>> BEGIN RECORD LIST
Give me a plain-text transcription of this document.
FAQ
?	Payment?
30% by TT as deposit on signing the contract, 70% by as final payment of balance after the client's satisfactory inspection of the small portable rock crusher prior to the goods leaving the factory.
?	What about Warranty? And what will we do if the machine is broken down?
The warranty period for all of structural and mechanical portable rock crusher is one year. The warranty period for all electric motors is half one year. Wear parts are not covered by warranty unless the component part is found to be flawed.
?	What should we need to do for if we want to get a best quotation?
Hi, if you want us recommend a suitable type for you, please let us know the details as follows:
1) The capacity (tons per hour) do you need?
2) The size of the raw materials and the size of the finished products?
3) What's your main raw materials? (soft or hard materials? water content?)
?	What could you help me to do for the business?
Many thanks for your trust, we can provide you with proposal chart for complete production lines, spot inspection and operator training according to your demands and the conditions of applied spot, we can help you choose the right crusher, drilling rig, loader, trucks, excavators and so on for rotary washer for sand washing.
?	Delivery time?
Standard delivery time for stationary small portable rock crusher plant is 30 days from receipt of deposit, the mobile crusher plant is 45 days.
>> END RECORD LIST
OBJECTIVE: List each line holding the string "time".

EXPECTED ANSWER:
?	Delivery time?
Standard delivery time for stationary small portable rock crusher plant is 30 days from receipt of deposit, the mobile crusher plant is 45 days.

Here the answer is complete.